→ TASK TO CARRY OUT
Your reply should be a single number: how many lines contain the string "IP白名单".

────

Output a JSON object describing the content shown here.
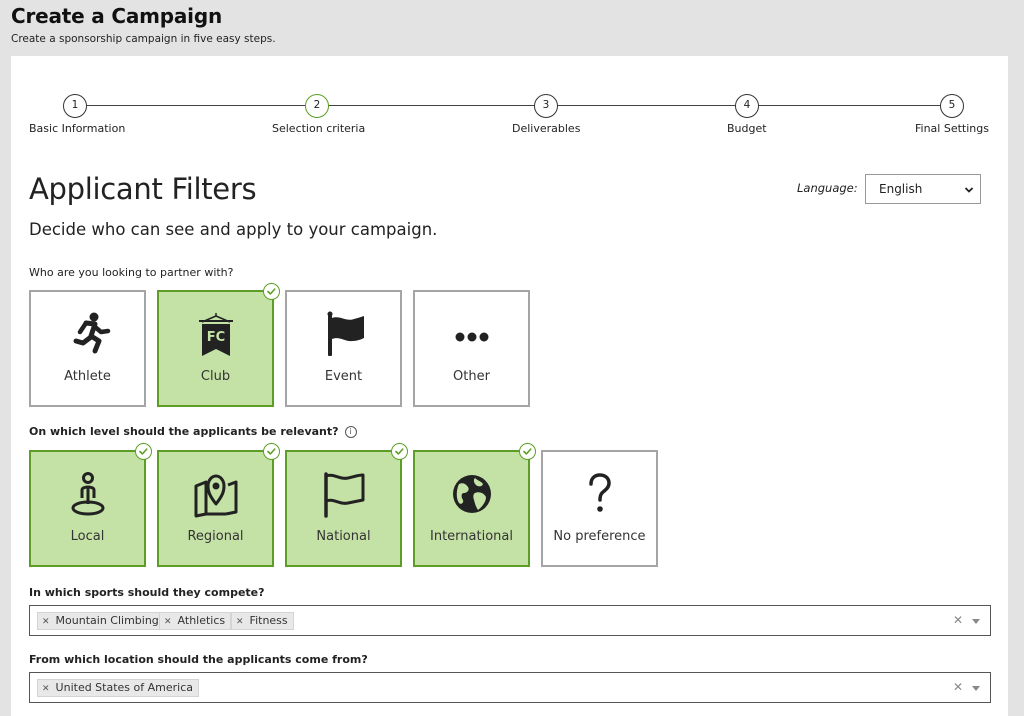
{
  "header": {
    "title": "Create a Campaign",
    "subtitle": "Create a sponsorship campaign in five easy steps."
  },
  "stepper": {
    "active_step": 2,
    "steps": [
      {
        "number": "1",
        "label": "Basic Information"
      },
      {
        "number": "2",
        "label": "Selection criteria"
      },
      {
        "number": "3",
        "label": "Deliverables"
      },
      {
        "number": "4",
        "label": "Budget"
      },
      {
        "number": "5",
        "label": "Final Settings"
      }
    ]
  },
  "section": {
    "title": "Applicant Filters",
    "subtitle": "Decide who can see and apply to your campaign."
  },
  "language": {
    "label": "Language:",
    "selected": "English"
  },
  "partner_question": {
    "label": "Who are you looking to partner with?",
    "options": [
      {
        "label": "Athlete",
        "icon": "running-person-icon",
        "selected": false
      },
      {
        "label": "Club",
        "icon": "club-pennant-icon",
        "badge_text": "FC",
        "selected": true
      },
      {
        "label": "Event",
        "icon": "flag-icon",
        "selected": false
      },
      {
        "label": "Other",
        "icon": "more-dots-icon",
        "selected": false
      }
    ]
  },
  "level_question": {
    "label": "On which level should the applicants be relevant?",
    "info_icon": "info-icon",
    "options": [
      {
        "label": "Local",
        "icon": "location-person-icon",
        "selected": true
      },
      {
        "label": "Regional",
        "icon": "map-pin-icon",
        "selected": true
      },
      {
        "label": "National",
        "icon": "flag-outline-icon",
        "selected": true
      },
      {
        "label": "International",
        "icon": "globe-icon",
        "selected": true
      },
      {
        "label": "No preference",
        "icon": "question-mark-icon",
        "selected": false
      }
    ]
  },
  "sports_question": {
    "label": "In which sports should they compete?",
    "chips": [
      "Mountain Climbing",
      "Athletics",
      "Fitness"
    ]
  },
  "location_question": {
    "label": "From which location should the applicants come from?",
    "chips": [
      "United States of America"
    ]
  },
  "colors": {
    "selected_bg": "#c5e2a6",
    "selected_border": "#5e9e26",
    "page_bg": "#e3e3e3"
  }
}
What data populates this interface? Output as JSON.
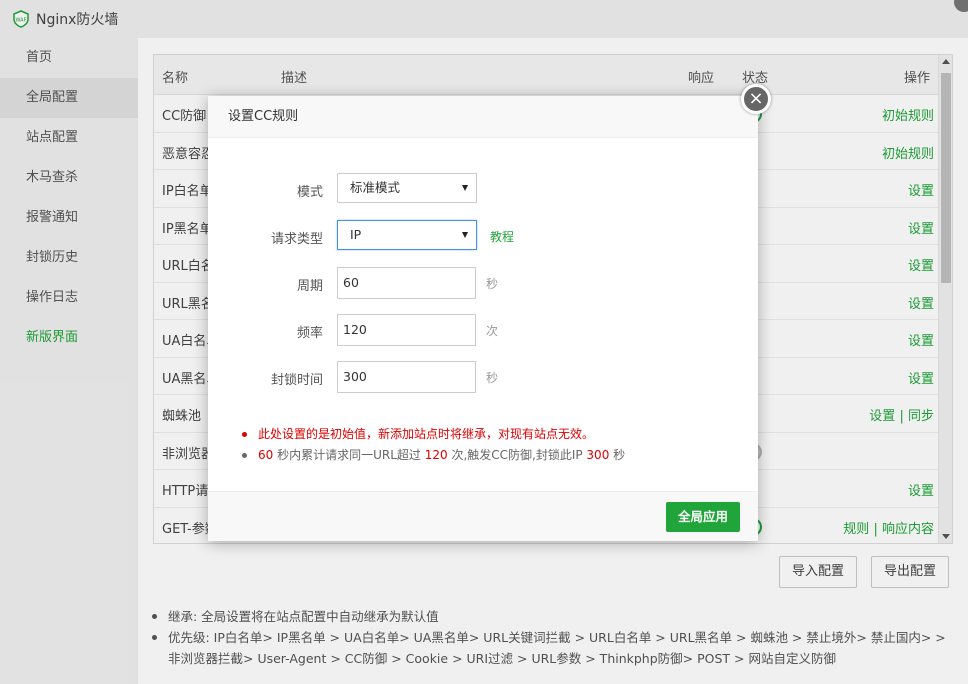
{
  "window": {
    "title": "Nginx防火墙"
  },
  "sidebar": {
    "items": [
      {
        "label": "首页"
      },
      {
        "label": "全局配置"
      },
      {
        "label": "站点配置"
      },
      {
        "label": "木马查杀"
      },
      {
        "label": "报警通知"
      },
      {
        "label": "封锁历史"
      },
      {
        "label": "操作日志"
      },
      {
        "label": "新版界面"
      }
    ],
    "active_index": 1
  },
  "table": {
    "headers": {
      "name": "名称",
      "desc": "描述",
      "resp": "响应",
      "status": "状态",
      "op": "操作"
    },
    "rows": [
      {
        "name": "CC防御",
        "op": "初始规则"
      },
      {
        "name": "恶意容忍",
        "op": "初始规则"
      },
      {
        "name": "IP白名单",
        "op": "设置"
      },
      {
        "name": "IP黑名单",
        "op": "设置"
      },
      {
        "name": "URL白名单",
        "op": "设置"
      },
      {
        "name": "URL黑名单",
        "op": "设置"
      },
      {
        "name": "UA白名单",
        "op": "设置"
      },
      {
        "name": "UA黑名单",
        "op": "设置"
      },
      {
        "name": "蜘蛛池",
        "op": "设置",
        "op2": "同步"
      },
      {
        "name": "非浏览器",
        "op": ""
      },
      {
        "name": "HTTP请求",
        "op": "设置"
      },
      {
        "name": "GET-参数",
        "op": "规则",
        "op2": "响应内容"
      }
    ]
  },
  "buttons": {
    "import": "导入配置",
    "export": "导出配置"
  },
  "notes": [
    "继承: 全局设置将在站点配置中自动继承为默认值",
    "优先级: IP白名单> IP黑名单 > UA白名单> UA黑名单> URL关键词拦截 > URL白名单 > URL黑名单 > 蜘蛛池 > 禁止境外> 禁止国内> > 非浏览器拦截> User-Agent > CC防御 > Cookie > URI过滤 > URL参数 > Thinkphp防御> POST > 网站自定义防御"
  ],
  "modal": {
    "title": "设置CC规则",
    "close_glyph": "×",
    "mode": {
      "label": "模式",
      "value": "标准模式"
    },
    "request_type": {
      "label": "请求类型",
      "value": "IP",
      "tutorial": "教程"
    },
    "period": {
      "label": "周期",
      "value": "60",
      "unit": "秒"
    },
    "frequency": {
      "label": "频率",
      "value": "120",
      "unit": "次"
    },
    "block_time": {
      "label": "封锁时间",
      "value": "300",
      "unit": "秒"
    },
    "tip_warning": "此处设置的是初始值，新添加站点时将继承，对现有站点无效。",
    "tip_summary": {
      "period": "60",
      "t1": " 秒内累计请求同一URL超过 ",
      "freq": "120",
      "t2": " 次,触发CC防御,封锁此IP ",
      "block": "300",
      "t3": " 秒"
    },
    "apply_button": "全局应用"
  },
  "colors": {
    "accent": "#20a53a",
    "warning": "#dd0000"
  },
  "icons": {
    "app": "nginx-waf-shield-icon",
    "close": "close-icon"
  }
}
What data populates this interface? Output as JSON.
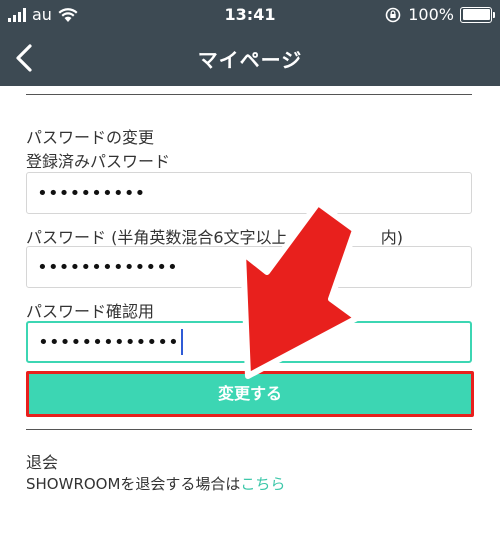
{
  "status_bar": {
    "carrier": "au",
    "time": "13:41",
    "battery_percent": "100%",
    "battery_level": 1.0
  },
  "nav": {
    "title": "マイページ",
    "back_icon": "chevron-left-icon"
  },
  "password_section": {
    "heading": "パスワードの変更",
    "current_label": "登録済みパスワード",
    "current_value": "••••••••••",
    "new_label": "パスワード (半角英数混合6文字以上 3",
    "new_label_tail": "内)",
    "new_value": "•••••••••••••",
    "confirm_label": "パスワード確認用",
    "confirm_value": "•••••••••••••",
    "submit_label": "変更する"
  },
  "withdraw_section": {
    "heading": "退会",
    "text": "SHOWROOMを退会する場合は",
    "link": "こちら"
  },
  "colors": {
    "header_bg": "#3d4a53",
    "accent": "#3cd6b3",
    "highlight_red": "#e8201d",
    "link": "#3cc7a9",
    "caret": "#2f5bd6"
  }
}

────

→ ANSWER TO THE EXERCISE
2